Stored items
------------------------------------------------

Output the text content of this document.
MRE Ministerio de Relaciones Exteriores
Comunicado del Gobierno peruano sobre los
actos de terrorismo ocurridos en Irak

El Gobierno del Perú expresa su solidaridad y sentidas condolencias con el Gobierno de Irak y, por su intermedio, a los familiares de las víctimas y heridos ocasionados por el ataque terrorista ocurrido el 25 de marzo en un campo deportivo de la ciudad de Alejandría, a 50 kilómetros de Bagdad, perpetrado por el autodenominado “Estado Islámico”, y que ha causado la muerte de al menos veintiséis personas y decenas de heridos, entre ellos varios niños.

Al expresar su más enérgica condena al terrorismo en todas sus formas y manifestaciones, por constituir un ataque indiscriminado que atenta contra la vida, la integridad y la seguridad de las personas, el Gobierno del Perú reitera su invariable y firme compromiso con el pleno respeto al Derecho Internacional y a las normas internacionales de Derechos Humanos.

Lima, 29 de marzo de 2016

------------------------------------------------

Provide only the number of lines in the records containing the string "terrorismo".

**WRITTEN SOLUTION**
2